_Written task_: Scan the data below and report how many lines include the word "name". Nothing else is wanted.

--- Start of Records for this exercise ---

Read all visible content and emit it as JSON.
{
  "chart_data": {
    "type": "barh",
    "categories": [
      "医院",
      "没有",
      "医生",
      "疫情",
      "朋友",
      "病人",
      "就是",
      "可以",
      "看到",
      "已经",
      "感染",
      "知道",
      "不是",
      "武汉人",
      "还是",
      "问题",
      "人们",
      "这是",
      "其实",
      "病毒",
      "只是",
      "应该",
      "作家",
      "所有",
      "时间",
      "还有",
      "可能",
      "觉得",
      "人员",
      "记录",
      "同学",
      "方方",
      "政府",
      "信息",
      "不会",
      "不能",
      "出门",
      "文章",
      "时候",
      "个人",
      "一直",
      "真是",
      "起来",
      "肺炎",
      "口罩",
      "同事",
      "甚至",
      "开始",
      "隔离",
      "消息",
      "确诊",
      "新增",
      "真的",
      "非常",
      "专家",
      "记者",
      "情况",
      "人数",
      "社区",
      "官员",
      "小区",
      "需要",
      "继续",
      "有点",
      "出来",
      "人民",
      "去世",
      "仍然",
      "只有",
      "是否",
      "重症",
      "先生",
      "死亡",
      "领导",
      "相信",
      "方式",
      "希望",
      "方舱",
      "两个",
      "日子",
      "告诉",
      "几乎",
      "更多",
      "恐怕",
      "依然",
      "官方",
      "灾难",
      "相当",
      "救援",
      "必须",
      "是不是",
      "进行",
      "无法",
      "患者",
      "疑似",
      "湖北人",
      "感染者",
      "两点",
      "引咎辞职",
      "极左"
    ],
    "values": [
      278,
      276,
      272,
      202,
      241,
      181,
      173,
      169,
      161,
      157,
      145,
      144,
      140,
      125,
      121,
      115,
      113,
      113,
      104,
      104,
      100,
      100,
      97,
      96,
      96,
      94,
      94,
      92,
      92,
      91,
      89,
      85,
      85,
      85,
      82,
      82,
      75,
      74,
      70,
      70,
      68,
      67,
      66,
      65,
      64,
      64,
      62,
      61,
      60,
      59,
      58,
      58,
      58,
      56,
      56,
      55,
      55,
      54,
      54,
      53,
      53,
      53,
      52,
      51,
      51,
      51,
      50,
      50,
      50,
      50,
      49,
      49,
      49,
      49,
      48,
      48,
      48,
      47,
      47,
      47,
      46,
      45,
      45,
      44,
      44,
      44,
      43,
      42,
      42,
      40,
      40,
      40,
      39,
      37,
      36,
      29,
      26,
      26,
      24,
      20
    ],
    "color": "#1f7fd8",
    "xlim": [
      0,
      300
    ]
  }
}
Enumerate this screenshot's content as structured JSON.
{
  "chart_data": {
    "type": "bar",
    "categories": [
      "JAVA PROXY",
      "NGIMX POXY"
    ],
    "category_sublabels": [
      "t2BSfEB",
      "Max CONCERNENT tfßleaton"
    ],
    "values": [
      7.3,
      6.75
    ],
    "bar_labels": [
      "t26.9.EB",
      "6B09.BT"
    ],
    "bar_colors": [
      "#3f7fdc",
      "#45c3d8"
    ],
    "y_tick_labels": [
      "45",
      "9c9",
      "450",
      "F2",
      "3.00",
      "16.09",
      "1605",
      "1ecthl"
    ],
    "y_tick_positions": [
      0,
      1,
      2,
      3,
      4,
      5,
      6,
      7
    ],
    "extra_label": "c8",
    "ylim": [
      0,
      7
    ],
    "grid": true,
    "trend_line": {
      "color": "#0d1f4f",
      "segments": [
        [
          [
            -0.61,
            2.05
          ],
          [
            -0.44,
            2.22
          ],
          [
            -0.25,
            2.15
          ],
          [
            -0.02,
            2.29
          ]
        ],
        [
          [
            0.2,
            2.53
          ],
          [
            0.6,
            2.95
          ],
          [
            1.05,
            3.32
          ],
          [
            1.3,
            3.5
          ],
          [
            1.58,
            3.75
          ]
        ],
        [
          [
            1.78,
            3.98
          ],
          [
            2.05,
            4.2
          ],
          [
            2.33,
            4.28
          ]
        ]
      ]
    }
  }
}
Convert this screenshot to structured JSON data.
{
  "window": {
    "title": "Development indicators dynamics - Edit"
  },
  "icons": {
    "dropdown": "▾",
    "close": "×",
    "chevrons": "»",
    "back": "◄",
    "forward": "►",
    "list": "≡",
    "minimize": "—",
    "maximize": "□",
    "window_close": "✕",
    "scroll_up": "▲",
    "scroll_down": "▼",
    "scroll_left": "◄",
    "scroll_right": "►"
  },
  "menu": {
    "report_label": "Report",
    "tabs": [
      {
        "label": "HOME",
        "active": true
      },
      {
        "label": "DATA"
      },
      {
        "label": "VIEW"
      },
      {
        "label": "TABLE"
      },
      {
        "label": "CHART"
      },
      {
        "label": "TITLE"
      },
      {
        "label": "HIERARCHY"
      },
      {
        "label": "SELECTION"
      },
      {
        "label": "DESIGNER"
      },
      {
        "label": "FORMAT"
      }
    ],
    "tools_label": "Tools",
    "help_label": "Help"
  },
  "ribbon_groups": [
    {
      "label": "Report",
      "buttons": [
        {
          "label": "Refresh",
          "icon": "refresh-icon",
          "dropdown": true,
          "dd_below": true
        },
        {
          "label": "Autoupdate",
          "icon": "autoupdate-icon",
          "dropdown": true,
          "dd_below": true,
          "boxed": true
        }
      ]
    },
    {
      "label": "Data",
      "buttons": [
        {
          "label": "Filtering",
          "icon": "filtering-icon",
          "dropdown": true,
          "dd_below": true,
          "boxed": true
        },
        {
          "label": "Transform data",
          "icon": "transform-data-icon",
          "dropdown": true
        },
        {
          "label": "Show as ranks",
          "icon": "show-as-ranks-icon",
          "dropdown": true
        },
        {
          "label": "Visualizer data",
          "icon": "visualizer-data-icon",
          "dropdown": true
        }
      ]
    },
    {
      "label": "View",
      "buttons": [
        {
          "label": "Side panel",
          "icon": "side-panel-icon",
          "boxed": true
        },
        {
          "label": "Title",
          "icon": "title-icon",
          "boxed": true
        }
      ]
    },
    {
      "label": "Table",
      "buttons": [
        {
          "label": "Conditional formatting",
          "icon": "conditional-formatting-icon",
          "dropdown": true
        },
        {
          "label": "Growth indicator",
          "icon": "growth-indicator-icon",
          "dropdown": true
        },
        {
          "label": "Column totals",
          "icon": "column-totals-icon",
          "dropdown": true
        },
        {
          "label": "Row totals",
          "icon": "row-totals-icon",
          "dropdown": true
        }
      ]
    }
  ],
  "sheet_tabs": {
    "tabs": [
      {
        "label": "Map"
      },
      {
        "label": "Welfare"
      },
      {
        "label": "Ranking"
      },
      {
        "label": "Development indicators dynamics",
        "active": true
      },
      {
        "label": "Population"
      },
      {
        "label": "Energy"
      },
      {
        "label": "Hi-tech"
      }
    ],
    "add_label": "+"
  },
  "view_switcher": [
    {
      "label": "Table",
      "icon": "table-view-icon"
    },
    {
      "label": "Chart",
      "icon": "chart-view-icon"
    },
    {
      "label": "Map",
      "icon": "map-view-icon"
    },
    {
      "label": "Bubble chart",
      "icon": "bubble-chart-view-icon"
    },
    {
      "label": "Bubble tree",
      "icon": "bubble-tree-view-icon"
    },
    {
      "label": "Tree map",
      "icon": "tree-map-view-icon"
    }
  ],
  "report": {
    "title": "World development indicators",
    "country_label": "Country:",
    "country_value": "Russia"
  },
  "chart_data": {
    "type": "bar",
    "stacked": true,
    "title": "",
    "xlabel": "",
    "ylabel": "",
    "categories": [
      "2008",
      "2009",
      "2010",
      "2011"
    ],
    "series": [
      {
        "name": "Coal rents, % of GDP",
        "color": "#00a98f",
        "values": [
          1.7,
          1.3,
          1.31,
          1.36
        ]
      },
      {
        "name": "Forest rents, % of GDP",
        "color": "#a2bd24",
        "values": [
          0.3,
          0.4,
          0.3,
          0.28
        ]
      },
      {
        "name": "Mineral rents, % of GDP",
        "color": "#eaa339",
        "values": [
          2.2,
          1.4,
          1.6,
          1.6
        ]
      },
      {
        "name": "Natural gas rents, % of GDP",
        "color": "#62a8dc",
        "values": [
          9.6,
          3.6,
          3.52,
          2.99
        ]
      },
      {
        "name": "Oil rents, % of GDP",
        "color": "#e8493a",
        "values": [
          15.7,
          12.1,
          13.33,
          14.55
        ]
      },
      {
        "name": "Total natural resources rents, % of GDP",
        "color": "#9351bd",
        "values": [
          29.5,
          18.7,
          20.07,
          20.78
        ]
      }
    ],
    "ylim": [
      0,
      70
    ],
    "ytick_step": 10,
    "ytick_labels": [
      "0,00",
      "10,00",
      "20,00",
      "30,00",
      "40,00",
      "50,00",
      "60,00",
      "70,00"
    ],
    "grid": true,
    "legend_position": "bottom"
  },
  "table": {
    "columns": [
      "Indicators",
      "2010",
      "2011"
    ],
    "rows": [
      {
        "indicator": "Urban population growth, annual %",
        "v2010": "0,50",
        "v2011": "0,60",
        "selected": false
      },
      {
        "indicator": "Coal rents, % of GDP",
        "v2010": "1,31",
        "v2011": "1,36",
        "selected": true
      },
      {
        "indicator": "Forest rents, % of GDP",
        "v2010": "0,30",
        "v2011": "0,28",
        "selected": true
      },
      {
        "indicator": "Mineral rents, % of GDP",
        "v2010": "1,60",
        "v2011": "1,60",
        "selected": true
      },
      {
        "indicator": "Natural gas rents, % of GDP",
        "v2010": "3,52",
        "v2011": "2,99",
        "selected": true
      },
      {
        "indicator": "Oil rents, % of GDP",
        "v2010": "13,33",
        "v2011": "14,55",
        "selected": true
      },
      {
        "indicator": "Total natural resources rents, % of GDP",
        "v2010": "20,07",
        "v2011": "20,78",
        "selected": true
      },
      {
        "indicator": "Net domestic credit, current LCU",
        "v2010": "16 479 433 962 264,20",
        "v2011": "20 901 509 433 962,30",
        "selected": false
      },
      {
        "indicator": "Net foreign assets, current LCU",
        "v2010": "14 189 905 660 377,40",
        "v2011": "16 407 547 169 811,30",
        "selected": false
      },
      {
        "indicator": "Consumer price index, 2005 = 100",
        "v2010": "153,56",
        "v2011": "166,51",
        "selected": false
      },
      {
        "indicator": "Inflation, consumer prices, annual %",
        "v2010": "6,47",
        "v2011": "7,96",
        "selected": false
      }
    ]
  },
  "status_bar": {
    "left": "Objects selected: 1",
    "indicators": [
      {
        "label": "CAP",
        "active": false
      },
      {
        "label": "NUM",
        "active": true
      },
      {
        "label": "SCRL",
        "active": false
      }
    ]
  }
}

--- End of Records for this exercise ---

_Problem solution_: 6